- _Task statement_:
Omit all pictures and give the records below again exactly as written.

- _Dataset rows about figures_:
****************************************

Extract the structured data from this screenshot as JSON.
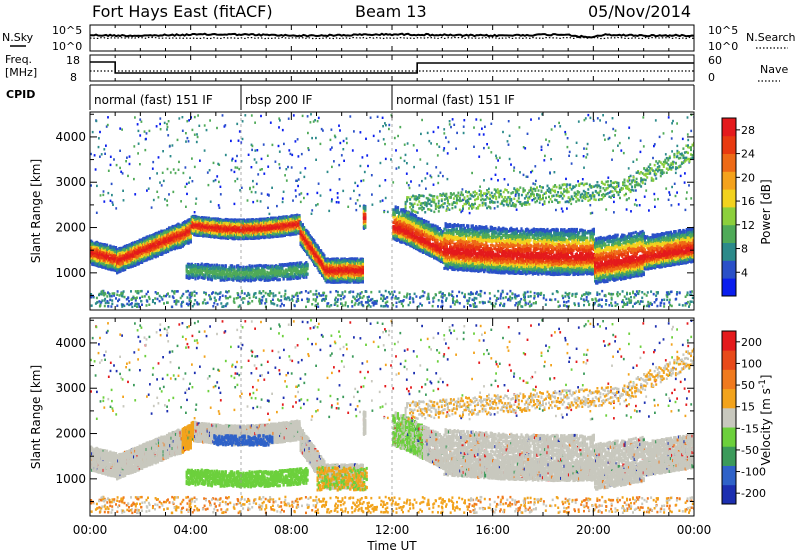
{
  "header": {
    "station": "Fort Hays East (fitACF)",
    "beam": "Beam 13",
    "date": "05/Nov/2014"
  },
  "labels": {
    "n_sky": "N.Sky",
    "n_search": "N.Search",
    "freq_line1": "Freq.",
    "freq_line2": "[MHz]",
    "nave": "Nave",
    "cpid": "CPID",
    "exp10_left_top": "10^5",
    "exp10_left_bot": "10^0",
    "exp10_right_top": "10^5",
    "exp10_right_bot": "10^0",
    "freq_tick_top": "18",
    "freq_tick_bot": "8",
    "nave_tick_top": "60",
    "nave_tick_bot": "0"
  },
  "cpid_segments": [
    {
      "label": "normal (fast) 151 IF",
      "start_hour": 0.0,
      "end_hour": 6.0
    },
    {
      "label": "rbsp 200 IF",
      "start_hour": 6.0,
      "end_hour": 12.0
    },
    {
      "label": "normal (fast) 151 IF",
      "start_hour": 12.0,
      "end_hour": 24.0
    }
  ],
  "chart_data": [
    {
      "type": "heatmap",
      "name": "power",
      "ylabel": "Slant Range [km]",
      "ytick_labels": [
        "1000",
        "2000",
        "3000",
        "4000"
      ],
      "xtick_labels": [
        "00:00",
        "04:00",
        "08:00",
        "12:00",
        "16:00",
        "20:00",
        "00:00"
      ],
      "xlim_hours": [
        0,
        24
      ],
      "ylim_km": [
        180,
        4550
      ],
      "colorbar": {
        "label": "Power [dB]",
        "ticks": [
          "4",
          "8",
          "12",
          "16",
          "20",
          "24",
          "28"
        ],
        "range": [
          0,
          30
        ],
        "colors": [
          "#0a1eee",
          "#2a50c8",
          "#2c8a8a",
          "#4faa58",
          "#8ccf3c",
          "#f2d21e",
          "#f4a21c",
          "#ee6a16",
          "#e83a10",
          "#e41a1c"
        ]
      }
    },
    {
      "type": "heatmap",
      "name": "velocity",
      "ylabel": "Slant Range [km]",
      "ytick_labels": [
        "1000",
        "2000",
        "3000",
        "4000"
      ],
      "xtick_labels": [
        "00:00",
        "04:00",
        "08:00",
        "12:00",
        "16:00",
        "20:00",
        "00:00"
      ],
      "xlabel": "Time UT",
      "xlim_hours": [
        0,
        24
      ],
      "ylim_km": [
        180,
        4550
      ],
      "colorbar": {
        "label_main": "Velocity [m s",
        "label_sup": "-1",
        "label_end": "]",
        "ticks": [
          "200",
          "100",
          "50",
          "15",
          "-15",
          "-50",
          "-100",
          "-200"
        ],
        "colors": [
          "#1c2fb0",
          "#2f62c8",
          "#3b9a5a",
          "#6cd03c",
          "#c8c8be",
          "#f2a31c",
          "#f07a1e",
          "#e84a1a",
          "#e41a1c"
        ]
      }
    }
  ]
}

****************************************

- _The output_:
Extract the structured data from this screenshot as JSON.
{
  "header": {
    "station": "Fort Hays East (fitACF)",
    "beam": "Beam 13",
    "date": "05/Nov/2014"
  },
  "labels": {
    "n_sky": "N.Sky",
    "n_search": "N.Search",
    "freq_line1": "Freq.",
    "freq_line2": "[MHz]",
    "nave": "Nave",
    "cpid": "CPID",
    "exp10_left_top": "10^5",
    "exp10_left_bot": "10^0",
    "exp10_right_top": "10^5",
    "exp10_right_bot": "10^0",
    "freq_tick_top": "18",
    "freq_tick_bot": "8",
    "nave_tick_top": "60",
    "nave_tick_bot": "0"
  },
  "cpid_segments": [
    {
      "label": "normal (fast) 151 IF",
      "start_hour": 0.0,
      "end_hour": 6.0
    },
    {
      "label": "rbsp 200 IF",
      "start_hour": 6.0,
      "end_hour": 12.0
    },
    {
      "label": "normal (fast) 151 IF",
      "start_hour": 12.0,
      "end_hour": 24.0
    }
  ],
  "chart_data": [
    {
      "type": "heatmap",
      "name": "power",
      "ylabel": "Slant Range [km]",
      "ytick_labels": [
        "1000",
        "2000",
        "3000",
        "4000"
      ],
      "xtick_labels": [
        "00:00",
        "04:00",
        "08:00",
        "12:00",
        "16:00",
        "20:00",
        "00:00"
      ],
      "xlim_hours": [
        0,
        24
      ],
      "ylim_km": [
        180,
        4550
      ],
      "colorbar": {
        "label": "Power [dB]",
        "ticks": [
          "4",
          "8",
          "12",
          "16",
          "20",
          "24",
          "28"
        ],
        "range": [
          0,
          30
        ],
        "colors": [
          "#0a1eee",
          "#2a50c8",
          "#2c8a8a",
          "#4faa58",
          "#8ccf3c",
          "#f2d21e",
          "#f4a21c",
          "#ee6a16",
          "#e83a10",
          "#e41a1c"
        ]
      }
    },
    {
      "type": "heatmap",
      "name": "velocity",
      "ylabel": "Slant Range [km]",
      "ytick_labels": [
        "1000",
        "2000",
        "3000",
        "4000"
      ],
      "xtick_labels": [
        "00:00",
        "04:00",
        "08:00",
        "12:00",
        "16:00",
        "20:00",
        "00:00"
      ],
      "xlabel": "Time UT",
      "xlim_hours": [
        0,
        24
      ],
      "ylim_km": [
        180,
        4550
      ],
      "colorbar": {
        "label_main": "Velocity [m s",
        "label_sup": "-1",
        "label_end": "]",
        "ticks": [
          "200",
          "100",
          "50",
          "15",
          "-15",
          "-50",
          "-100",
          "-200"
        ],
        "colors": [
          "#1c2fb0",
          "#2f62c8",
          "#3b9a5a",
          "#6cd03c",
          "#c8c8be",
          "#f2a31c",
          "#f07a1e",
          "#e84a1a",
          "#e41a1c"
        ]
      }
    }
  ]
}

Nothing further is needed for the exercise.